DATA SHOWN —
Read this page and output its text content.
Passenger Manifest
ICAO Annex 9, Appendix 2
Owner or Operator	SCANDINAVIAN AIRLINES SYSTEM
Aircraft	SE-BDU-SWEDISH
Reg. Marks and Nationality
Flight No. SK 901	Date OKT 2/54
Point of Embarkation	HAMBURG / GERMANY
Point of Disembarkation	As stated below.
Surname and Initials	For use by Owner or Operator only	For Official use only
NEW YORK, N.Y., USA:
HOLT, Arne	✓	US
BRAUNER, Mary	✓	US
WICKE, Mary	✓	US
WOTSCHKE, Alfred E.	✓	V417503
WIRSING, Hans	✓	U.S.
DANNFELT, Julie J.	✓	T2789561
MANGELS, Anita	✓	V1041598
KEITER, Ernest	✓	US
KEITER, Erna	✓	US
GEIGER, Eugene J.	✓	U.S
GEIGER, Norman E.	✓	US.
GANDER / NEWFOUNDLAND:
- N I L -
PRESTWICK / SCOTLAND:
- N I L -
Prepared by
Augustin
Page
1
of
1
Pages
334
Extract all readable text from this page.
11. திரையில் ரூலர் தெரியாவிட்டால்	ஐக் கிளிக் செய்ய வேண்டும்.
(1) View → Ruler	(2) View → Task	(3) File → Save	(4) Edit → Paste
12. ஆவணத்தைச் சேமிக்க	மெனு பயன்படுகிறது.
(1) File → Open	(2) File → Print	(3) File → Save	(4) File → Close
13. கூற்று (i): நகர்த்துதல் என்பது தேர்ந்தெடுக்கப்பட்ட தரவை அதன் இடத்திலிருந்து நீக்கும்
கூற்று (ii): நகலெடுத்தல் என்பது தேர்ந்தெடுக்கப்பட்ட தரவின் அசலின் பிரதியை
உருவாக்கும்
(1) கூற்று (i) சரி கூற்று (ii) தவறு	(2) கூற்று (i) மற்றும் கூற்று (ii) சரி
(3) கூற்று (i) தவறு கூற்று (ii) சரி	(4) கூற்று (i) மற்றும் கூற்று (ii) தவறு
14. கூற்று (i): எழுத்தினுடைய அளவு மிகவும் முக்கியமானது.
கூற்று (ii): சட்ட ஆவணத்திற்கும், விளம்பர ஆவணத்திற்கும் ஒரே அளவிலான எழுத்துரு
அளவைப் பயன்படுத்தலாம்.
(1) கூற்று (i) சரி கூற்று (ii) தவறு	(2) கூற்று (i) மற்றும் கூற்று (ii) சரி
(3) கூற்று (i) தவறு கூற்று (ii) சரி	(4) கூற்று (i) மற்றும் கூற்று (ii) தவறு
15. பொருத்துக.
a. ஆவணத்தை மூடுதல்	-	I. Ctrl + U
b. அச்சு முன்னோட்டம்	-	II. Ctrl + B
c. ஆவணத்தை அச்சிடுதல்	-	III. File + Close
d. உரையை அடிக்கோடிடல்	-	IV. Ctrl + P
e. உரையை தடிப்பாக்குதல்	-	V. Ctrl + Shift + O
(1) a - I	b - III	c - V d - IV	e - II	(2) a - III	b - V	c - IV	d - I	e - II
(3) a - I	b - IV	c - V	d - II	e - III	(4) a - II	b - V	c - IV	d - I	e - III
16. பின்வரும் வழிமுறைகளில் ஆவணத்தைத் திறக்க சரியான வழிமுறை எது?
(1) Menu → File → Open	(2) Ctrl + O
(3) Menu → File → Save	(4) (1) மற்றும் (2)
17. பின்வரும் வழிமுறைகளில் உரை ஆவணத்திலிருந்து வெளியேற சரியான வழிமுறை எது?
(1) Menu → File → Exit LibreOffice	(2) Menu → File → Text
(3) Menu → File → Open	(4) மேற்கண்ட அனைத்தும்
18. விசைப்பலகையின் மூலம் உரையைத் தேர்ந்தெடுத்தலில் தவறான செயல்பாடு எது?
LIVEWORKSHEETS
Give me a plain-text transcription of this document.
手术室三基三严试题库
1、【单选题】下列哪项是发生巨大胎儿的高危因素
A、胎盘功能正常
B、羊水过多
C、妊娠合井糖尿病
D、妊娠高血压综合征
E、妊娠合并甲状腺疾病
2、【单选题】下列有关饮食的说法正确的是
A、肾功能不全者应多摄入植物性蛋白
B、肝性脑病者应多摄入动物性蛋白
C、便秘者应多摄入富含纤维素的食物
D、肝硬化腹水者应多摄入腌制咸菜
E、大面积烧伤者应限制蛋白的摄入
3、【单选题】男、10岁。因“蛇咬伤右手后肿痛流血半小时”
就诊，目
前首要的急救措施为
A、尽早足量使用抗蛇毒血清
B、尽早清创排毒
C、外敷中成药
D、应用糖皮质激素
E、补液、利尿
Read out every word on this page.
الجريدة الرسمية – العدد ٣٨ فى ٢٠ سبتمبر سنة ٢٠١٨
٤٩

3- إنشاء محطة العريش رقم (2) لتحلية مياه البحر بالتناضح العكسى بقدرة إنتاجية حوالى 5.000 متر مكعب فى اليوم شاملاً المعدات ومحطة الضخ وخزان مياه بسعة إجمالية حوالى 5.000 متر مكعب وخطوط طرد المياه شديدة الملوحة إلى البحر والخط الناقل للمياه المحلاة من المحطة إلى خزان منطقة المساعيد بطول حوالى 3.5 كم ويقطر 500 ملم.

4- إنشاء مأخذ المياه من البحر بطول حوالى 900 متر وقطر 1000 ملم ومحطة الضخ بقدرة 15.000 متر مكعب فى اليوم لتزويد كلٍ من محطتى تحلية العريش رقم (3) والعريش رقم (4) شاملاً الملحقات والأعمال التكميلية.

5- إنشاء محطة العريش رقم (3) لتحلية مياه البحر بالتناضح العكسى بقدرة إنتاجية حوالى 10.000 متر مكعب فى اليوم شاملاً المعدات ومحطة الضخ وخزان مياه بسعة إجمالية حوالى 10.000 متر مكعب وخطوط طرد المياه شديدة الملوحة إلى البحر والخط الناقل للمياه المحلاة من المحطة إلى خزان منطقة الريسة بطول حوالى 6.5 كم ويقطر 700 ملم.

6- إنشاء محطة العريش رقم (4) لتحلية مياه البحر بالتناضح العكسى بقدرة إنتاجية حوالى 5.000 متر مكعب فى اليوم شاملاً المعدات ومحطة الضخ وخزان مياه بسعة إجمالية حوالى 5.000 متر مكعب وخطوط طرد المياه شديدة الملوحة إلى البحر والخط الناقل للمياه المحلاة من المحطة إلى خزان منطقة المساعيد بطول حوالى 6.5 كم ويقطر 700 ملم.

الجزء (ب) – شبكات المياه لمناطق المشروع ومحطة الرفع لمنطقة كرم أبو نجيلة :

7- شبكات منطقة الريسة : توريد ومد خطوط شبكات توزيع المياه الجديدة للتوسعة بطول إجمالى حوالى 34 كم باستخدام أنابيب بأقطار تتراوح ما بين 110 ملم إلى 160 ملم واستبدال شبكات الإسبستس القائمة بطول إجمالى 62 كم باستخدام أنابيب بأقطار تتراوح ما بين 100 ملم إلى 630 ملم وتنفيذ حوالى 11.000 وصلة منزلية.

AIM OF THE EXERCISE —
Write out all records exactly, keeping every detail.

RESPONSE TO THE TASK —
Read this page and output its text content.
Passenger Manifest
ICAO Annex 9, Appendix 2
Owner or Operator	SCANDINAVIAN AIRLINES SYSTEM
Aircraft	SE-BDU-SWEDISH
Reg. Marks and Nationality
Flight No. SK 901	Date OKT 2/54
Point of Embarkation	HAMBURG / GERMANY
Point of Disembarkation	As stated below.
Surname and Initials	For use by Owner or Operator only	For Official use only
NEW YORK, N.Y., USA:
HOLT, Arne	✓	US
BRAUNER, Mary	✓	US
WICKE, Mary	✓	US
WOTSCHKE, Alfred E.	✓	V417503
WIRSING, Hans	✓	U.S.
DANNFELT, Julie J.	✓	T2789561
MANGELS, Anita	✓	V1041598
KEITER, Ernest	✓	US
KEITER, Erna	✓	US
GEIGER, Eugene J.	✓	U.S
GEIGER, Norman E.	✓	US.
GANDER / NEWFOUNDLAND:
- N I L -
PRESTWICK / SCOTLAND:
- N I L -
Prepared by
Augustin
Page
1
of
1
Pages
334
Extract all readable text from this page.
11. திரையில் ரூலர் தெரியாவிட்டால்	ஐக் கிளிக் செய்ய வேண்டும்.
(1) View → Ruler	(2) View → Task	(3) File → Save	(4) Edit → Paste
12. ஆவணத்தைச் சேமிக்க	மெனு பயன்படுகிறது.
(1) File → Open	(2) File → Print	(3) File → Save	(4) File → Close
13. கூற்று (i): நகர்த்துதல் என்பது தேர்ந்தெடுக்கப்பட்ட தரவை அதன் இடத்திலிருந்து நீக்கும்
கூற்று (ii): நகலெடுத்தல் என்பது தேர்ந்தெடுக்கப்பட்ட தரவின் அசலின் பிரதியை
உருவாக்கும்
(1) கூற்று (i) சரி கூற்று (ii) தவறு	(2) கூற்று (i) மற்றும் கூற்று (ii) சரி
(3) கூற்று (i) தவறு கூற்று (ii) சரி	(4) கூற்று (i) மற்றும் கூற்று (ii) தவறு
14. கூற்று (i): எழுத்தினுடைய அளவு மிகவும் முக்கியமானது.
கூற்று (ii): சட்ட ஆவணத்திற்கும், விளம்பர ஆவணத்திற்கும் ஒரே அளவிலான எழுத்துரு
அளவைப் பயன்படுத்தலாம்.
(1) கூற்று (i) சரி கூற்று (ii) தவறு	(2) கூற்று (i) மற்றும் கூற்று (ii) சரி
(3) கூற்று (i) தவறு கூற்று (ii) சரி	(4) கூற்று (i) மற்றும் கூற்று (ii) தவறு
15. பொருத்துக.
a. ஆவணத்தை மூடுதல்	-	I. Ctrl + U
b. அச்சு முன்னோட்டம்	-	II. Ctrl + B
c. ஆவணத்தை அச்சிடுதல்	-	III. File + Close
d. உரையை அடிக்கோடிடல்	-	IV. Ctrl + P
e. உரையை தடிப்பாக்குதல்	-	V. Ctrl + Shift + O
(1) a - I	b - III	c - V d - IV	e - II	(2) a - III	b - V	c - IV	d - I	e - II
(3) a - I	b - IV	c - V	d - II	e - III	(4) a - II	b - V	c - IV	d - I	e - III
16. பின்வரும் வழிமுறைகளில் ஆவணத்தைத் திறக்க சரியான வழிமுறை எது?
(1) Menu → File → Open	(2) Ctrl + O
(3) Menu → File → Save	(4) (1) மற்றும் (2)
17. பின்வரும் வழிமுறைகளில் உரை ஆவணத்திலிருந்து வெளியேற சரியான வழிமுறை எது?
(1) Menu → File → Exit LibreOffice	(2) Menu → File → Text
(3) Menu → File → Open	(4) மேற்கண்ட அனைத்தும்
18. விசைப்பலகையின் மூலம் உரையைத் தேர்ந்தெடுத்தலில் தவறான செயல்பாடு எது?
LIVEWORKSHEETS
Give me a plain-text transcription of this document.
手术室三基三严试题库
1、【单选题】下列哪项是发生巨大胎儿的高危因素
A、胎盘功能正常
B、羊水过多
C、妊娠合井糖尿病
D、妊娠高血压综合征
E、妊娠合并甲状腺疾病
2、【单选题】下列有关饮食的说法正确的是
A、肾功能不全者应多摄入植物性蛋白
B、肝性脑病者应多摄入动物性蛋白
C、便秘者应多摄入富含纤维素的食物
D、肝硬化腹水者应多摄入腌制咸菜
E、大面积烧伤者应限制蛋白的摄入
3、【单选题】男、10岁。因“蛇咬伤右手后肿痛流血半小时”
就诊，目
前首要的急救措施为
A、尽早足量使用抗蛇毒血清
B、尽早清创排毒
C、外敷中成药
D、应用糖皮质激素
E、补液、利尿
Read out every word on this page.
الجريدة الرسمية – العدد ٣٨ فى ٢٠ سبتمبر سنة ٢٠١٨
٤٩

3- إنشاء محطة العريش رقم (2) لتحلية مياه البحر بالتناضح العكسى بقدرة إنتاجية حوالى 5.000 متر مكعب فى اليوم شاملاً المعدات ومحطة الضخ وخزان مياه بسعة إجمالية حوالى 5.000 متر مكعب وخطوط طرد المياه شديدة الملوحة إلى البحر والخط الناقل للمياه المحلاة من المحطة إلى خزان منطقة المساعيد بطول حوالى 3.5 كم ويقطر 500 ملم.

4- إنشاء مأخذ المياه من البحر بطول حوالى 900 متر وقطر 1000 ملم ومحطة الضخ بقدرة 15.000 متر مكعب فى اليوم لتزويد كلٍ من محطتى تحلية العريش رقم (3) والعريش رقم (4) شاملاً الملحقات والأعمال التكميلية.

5- إنشاء محطة العريش رقم (3) لتحلية مياه البحر بالتناضح العكسى بقدرة إنتاجية حوالى 10.000 متر مكعب فى اليوم شاملاً المعدات ومحطة الضخ وخزان مياه بسعة إجمالية حوالى 10.000 متر مكعب وخطوط طرد المياه شديدة الملوحة إلى البحر والخط الناقل للمياه المحلاة من المحطة إلى خزان منطقة الريسة بطول حوالى 6.5 كم ويقطر 700 ملم.

6- إنشاء محطة العريش رقم (4) لتحلية مياه البحر بالتناضح العكسى بقدرة إنتاجية حوالى 5.000 متر مكعب فى اليوم شاملاً المعدات ومحطة الضخ وخزان مياه بسعة إجمالية حوالى 5.000 متر مكعب وخطوط طرد المياه شديدة الملوحة إلى البحر والخط الناقل للمياه المحلاة من المحطة إلى خزان منطقة المساعيد بطول حوالى 6.5 كم ويقطر 700 ملم.

الجزء (ب) – شبكات المياه لمناطق المشروع ومحطة الرفع لمنطقة كرم أبو نجيلة :

7- شبكات منطقة الريسة : توريد ومد خطوط شبكات توزيع المياه الجديدة للتوسعة بطول إجمالى حوالى 34 كم باستخدام أنابيب بأقطار تتراوح ما بين 110 ملم إلى 160 ملم واستبدال شبكات الإسبستس القائمة بطول إجمالى 62 كم باستخدام أنابيب بأقطار تتراوح ما بين 100 ملم إلى 630 ملم وتنفيذ حوالى 11.000 وصلة منزلية.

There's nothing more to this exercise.